Pull every line that includes the word "expression" from the data.

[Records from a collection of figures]
======

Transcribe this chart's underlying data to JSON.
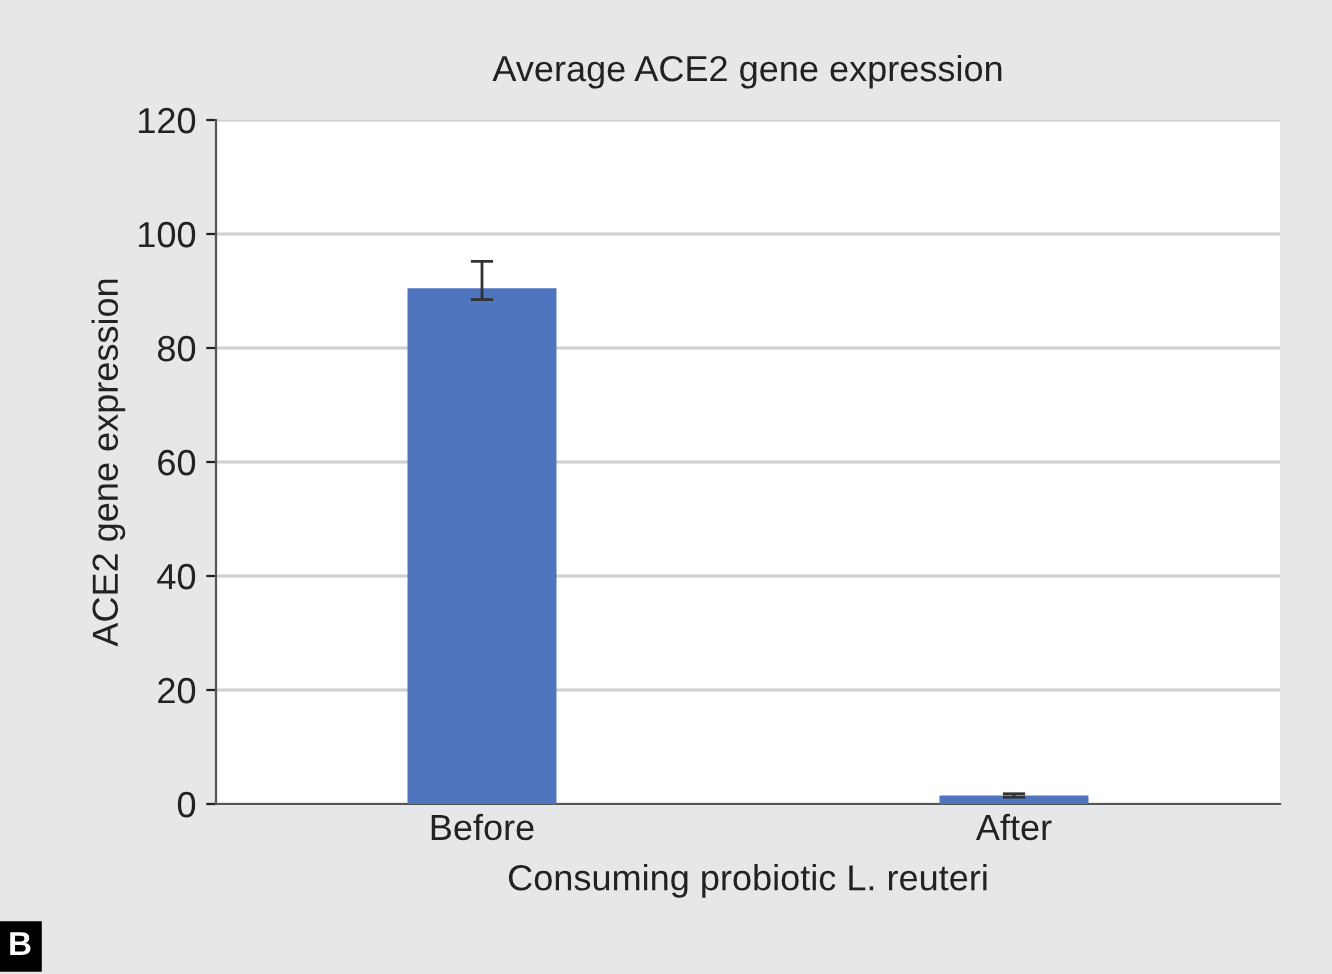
{
  "chart_data": {
    "type": "bar",
    "title": "Average ACE2 gene expression",
    "xlabel": "Consuming probiotic L. reuteri",
    "ylabel": "ACE2 gene expression",
    "categories": [
      "Before",
      "After"
    ],
    "values": [
      90.5,
      1.5
    ],
    "errors": [
      [
        88.5,
        95.2
      ],
      [
        1.2,
        1.8
      ]
    ],
    "color": "#4e75bd",
    "ylim": [
      0,
      120
    ],
    "yticks": [
      0,
      20,
      40,
      60,
      80,
      100,
      120
    ],
    "grid": "y",
    "annotations": [
      "B"
    ]
  }
}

======

== Exercise result ==
    "title": "Average ACE2 gene expression",
    "ylabel": "ACE2 gene expression",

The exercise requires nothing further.